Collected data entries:
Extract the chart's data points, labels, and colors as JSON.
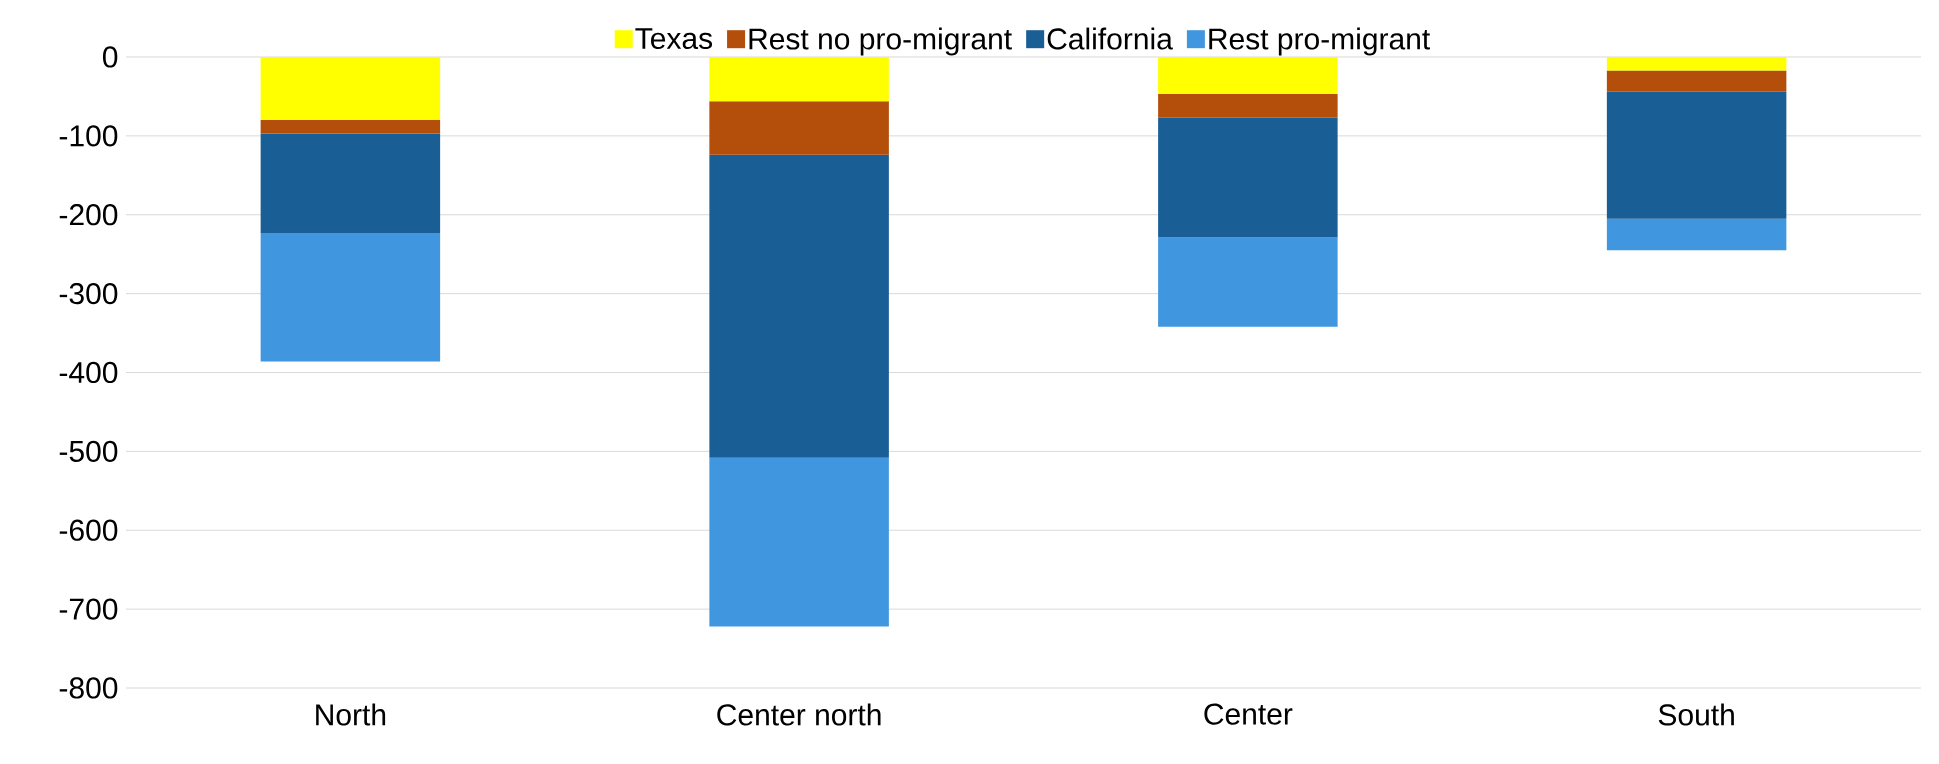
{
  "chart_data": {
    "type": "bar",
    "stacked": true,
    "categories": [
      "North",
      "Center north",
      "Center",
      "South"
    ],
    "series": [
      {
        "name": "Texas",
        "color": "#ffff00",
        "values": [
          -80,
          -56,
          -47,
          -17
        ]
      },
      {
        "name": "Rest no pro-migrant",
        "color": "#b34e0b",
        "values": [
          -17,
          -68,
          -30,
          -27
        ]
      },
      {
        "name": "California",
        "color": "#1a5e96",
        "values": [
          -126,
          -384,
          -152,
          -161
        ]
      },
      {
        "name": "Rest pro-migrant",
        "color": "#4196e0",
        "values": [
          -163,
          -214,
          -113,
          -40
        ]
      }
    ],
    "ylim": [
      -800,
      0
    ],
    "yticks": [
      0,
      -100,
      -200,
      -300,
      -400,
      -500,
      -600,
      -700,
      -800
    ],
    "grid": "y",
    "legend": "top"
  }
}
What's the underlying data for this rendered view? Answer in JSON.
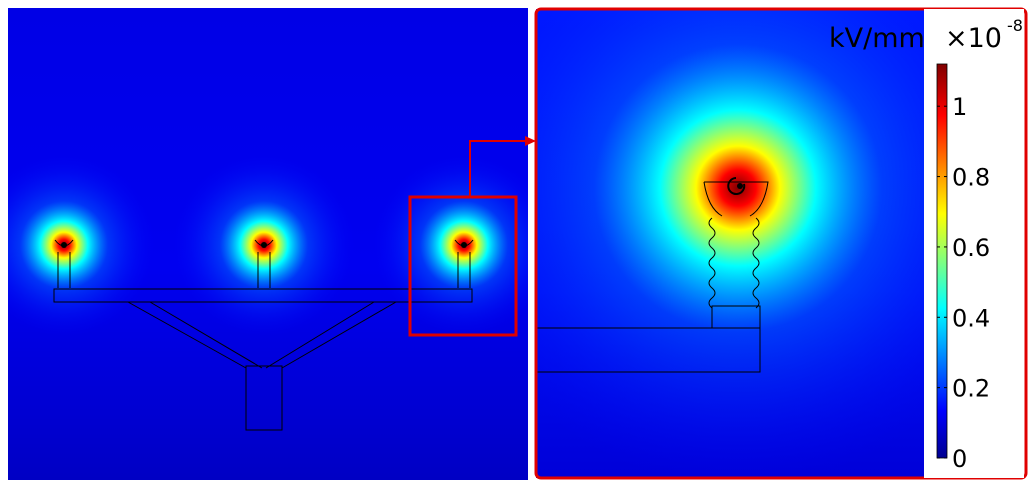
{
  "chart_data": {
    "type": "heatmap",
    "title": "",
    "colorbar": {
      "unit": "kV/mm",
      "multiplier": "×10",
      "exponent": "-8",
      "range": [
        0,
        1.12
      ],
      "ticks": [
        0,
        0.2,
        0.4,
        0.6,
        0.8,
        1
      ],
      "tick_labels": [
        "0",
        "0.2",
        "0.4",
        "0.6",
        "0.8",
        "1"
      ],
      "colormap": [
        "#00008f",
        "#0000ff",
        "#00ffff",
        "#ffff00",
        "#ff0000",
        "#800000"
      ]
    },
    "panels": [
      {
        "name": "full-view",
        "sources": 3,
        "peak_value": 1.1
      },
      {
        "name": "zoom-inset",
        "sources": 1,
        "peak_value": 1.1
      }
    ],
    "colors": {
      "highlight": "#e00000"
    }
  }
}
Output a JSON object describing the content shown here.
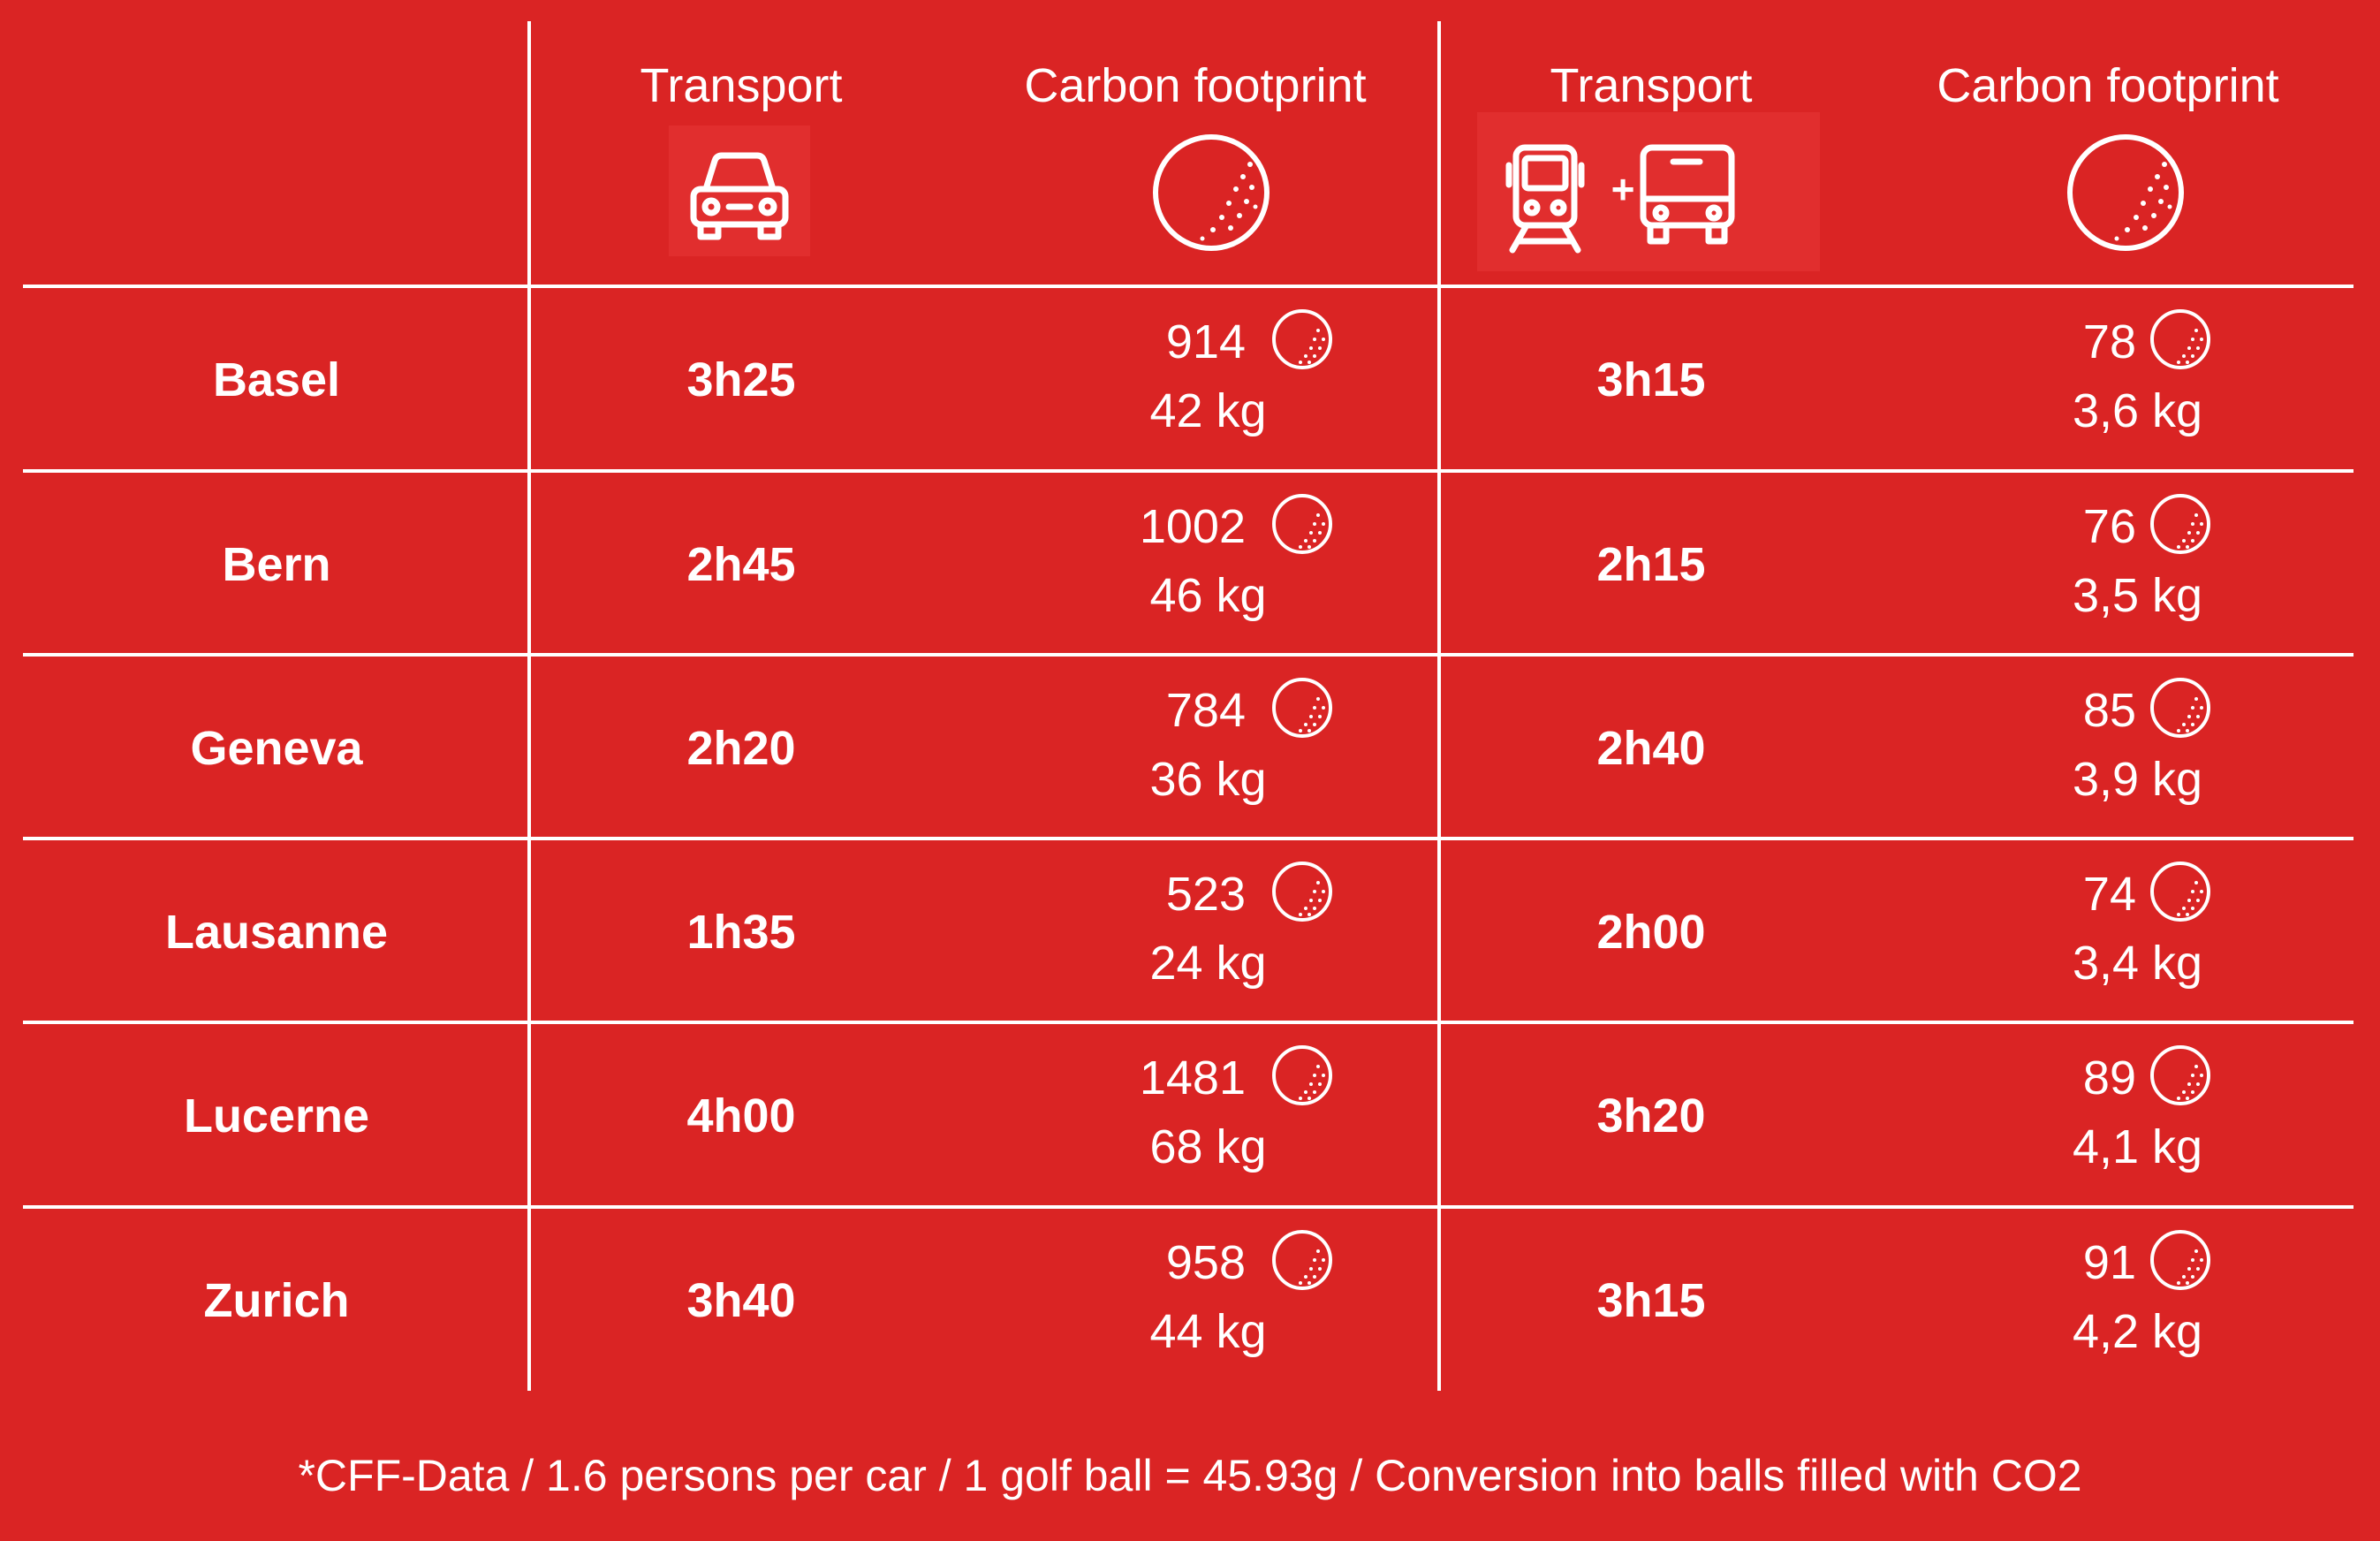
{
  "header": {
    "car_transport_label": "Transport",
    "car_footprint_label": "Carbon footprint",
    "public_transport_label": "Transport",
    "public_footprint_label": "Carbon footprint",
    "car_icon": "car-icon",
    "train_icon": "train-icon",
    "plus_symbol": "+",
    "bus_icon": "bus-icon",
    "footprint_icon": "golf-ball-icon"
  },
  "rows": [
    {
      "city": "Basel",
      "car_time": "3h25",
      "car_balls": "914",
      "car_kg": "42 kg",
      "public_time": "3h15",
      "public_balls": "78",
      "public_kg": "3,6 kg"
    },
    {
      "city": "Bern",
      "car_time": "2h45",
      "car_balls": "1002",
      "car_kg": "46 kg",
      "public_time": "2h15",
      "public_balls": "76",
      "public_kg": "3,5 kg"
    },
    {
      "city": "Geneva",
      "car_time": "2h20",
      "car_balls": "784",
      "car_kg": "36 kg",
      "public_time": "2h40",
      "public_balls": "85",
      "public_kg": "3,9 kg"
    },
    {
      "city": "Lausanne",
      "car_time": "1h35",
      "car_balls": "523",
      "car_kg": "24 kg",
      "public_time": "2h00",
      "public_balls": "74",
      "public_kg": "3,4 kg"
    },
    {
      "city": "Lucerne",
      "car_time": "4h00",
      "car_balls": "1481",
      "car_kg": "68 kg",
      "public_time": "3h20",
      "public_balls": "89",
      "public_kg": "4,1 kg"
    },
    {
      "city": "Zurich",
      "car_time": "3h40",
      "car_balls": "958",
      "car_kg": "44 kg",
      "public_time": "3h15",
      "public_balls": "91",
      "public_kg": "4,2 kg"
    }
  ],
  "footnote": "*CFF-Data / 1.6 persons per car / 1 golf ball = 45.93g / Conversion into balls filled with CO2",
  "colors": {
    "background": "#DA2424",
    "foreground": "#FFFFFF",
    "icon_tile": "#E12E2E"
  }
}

_Aim_
Return all of the entries exactly as written, but drop any pictures they hold.

_Result_
Extract the chart's data points, labels, and colors as JSON.
{
  "chart_data": {
    "type": "bar",
    "stacked": true,
    "categories": [
      "North",
      "Center north",
      "Center",
      "South"
    ],
    "series": [
      {
        "name": "Texas",
        "color": "#ffff00",
        "values": [
          -80,
          -56,
          -47,
          -17
        ]
      },
      {
        "name": "Rest no pro-migrant",
        "color": "#b34e0b",
        "values": [
          -17,
          -68,
          -30,
          -27
        ]
      },
      {
        "name": "California",
        "color": "#1a5e96",
        "values": [
          -126,
          -384,
          -152,
          -161
        ]
      },
      {
        "name": "Rest pro-migrant",
        "color": "#4196e0",
        "values": [
          -163,
          -214,
          -113,
          -40
        ]
      }
    ],
    "ylim": [
      -800,
      0
    ],
    "yticks": [
      0,
      -100,
      -200,
      -300,
      -400,
      -500,
      -600,
      -700,
      -800
    ],
    "grid": "y",
    "legend": "top"
  }
}
What's the underlying data for this rendered view? Answer in JSON.
{
  "chart_data": {
    "type": "heatmap",
    "title": "",
    "colorbar": {
      "unit": "kV/mm",
      "multiplier": "×10",
      "exponent": "-8",
      "range": [
        0,
        1.12
      ],
      "ticks": [
        0,
        0.2,
        0.4,
        0.6,
        0.8,
        1
      ],
      "tick_labels": [
        "0",
        "0.2",
        "0.4",
        "0.6",
        "0.8",
        "1"
      ],
      "colormap": [
        "#00008f",
        "#0000ff",
        "#00ffff",
        "#ffff00",
        "#ff0000",
        "#800000"
      ]
    },
    "panels": [
      {
        "name": "full-view",
        "sources": 3,
        "peak_value": 1.1
      },
      {
        "name": "zoom-inset",
        "sources": 1,
        "peak_value": 1.1
      }
    ],
    "colors": {
      "highlight": "#e00000"
    }
  }
}
Output a JSON object describing the content shown here.
{
  "header": {
    "car_transport_label": "Transport",
    "car_footprint_label": "Carbon footprint",
    "public_transport_label": "Transport",
    "public_footprint_label": "Carbon footprint",
    "car_icon": "car-icon",
    "train_icon": "train-icon",
    "plus_symbol": "+",
    "bus_icon": "bus-icon",
    "footprint_icon": "golf-ball-icon"
  },
  "rows": [
    {
      "city": "Basel",
      "car_time": "3h25",
      "car_balls": "914",
      "car_kg": "42 kg",
      "public_time": "3h15",
      "public_balls": "78",
      "public_kg": "3,6 kg"
    },
    {
      "city": "Bern",
      "car_time": "2h45",
      "car_balls": "1002",
      "car_kg": "46 kg",
      "public_time": "2h15",
      "public_balls": "76",
      "public_kg": "3,5 kg"
    },
    {
      "city": "Geneva",
      "car_time": "2h20",
      "car_balls": "784",
      "car_kg": "36 kg",
      "public_time": "2h40",
      "public_balls": "85",
      "public_kg": "3,9 kg"
    },
    {
      "city": "Lausanne",
      "car_time": "1h35",
      "car_balls": "523",
      "car_kg": "24 kg",
      "public_time": "2h00",
      "public_balls": "74",
      "public_kg": "3,4 kg"
    },
    {
      "city": "Lucerne",
      "car_time": "4h00",
      "car_balls": "1481",
      "car_kg": "68 kg",
      "public_time": "3h20",
      "public_balls": "89",
      "public_kg": "4,1 kg"
    },
    {
      "city": "Zurich",
      "car_time": "3h40",
      "car_balls": "958",
      "car_kg": "44 kg",
      "public_time": "3h15",
      "public_balls": "91",
      "public_kg": "4,2 kg"
    }
  ],
  "footnote": "*CFF-Data / 1.6 persons per car / 1 golf ball = 45.93g / Conversion into balls filled with CO2",
  "colors": {
    "background": "#DA2424",
    "foreground": "#FFFFFF",
    "icon_tile": "#E12E2E"
  }
}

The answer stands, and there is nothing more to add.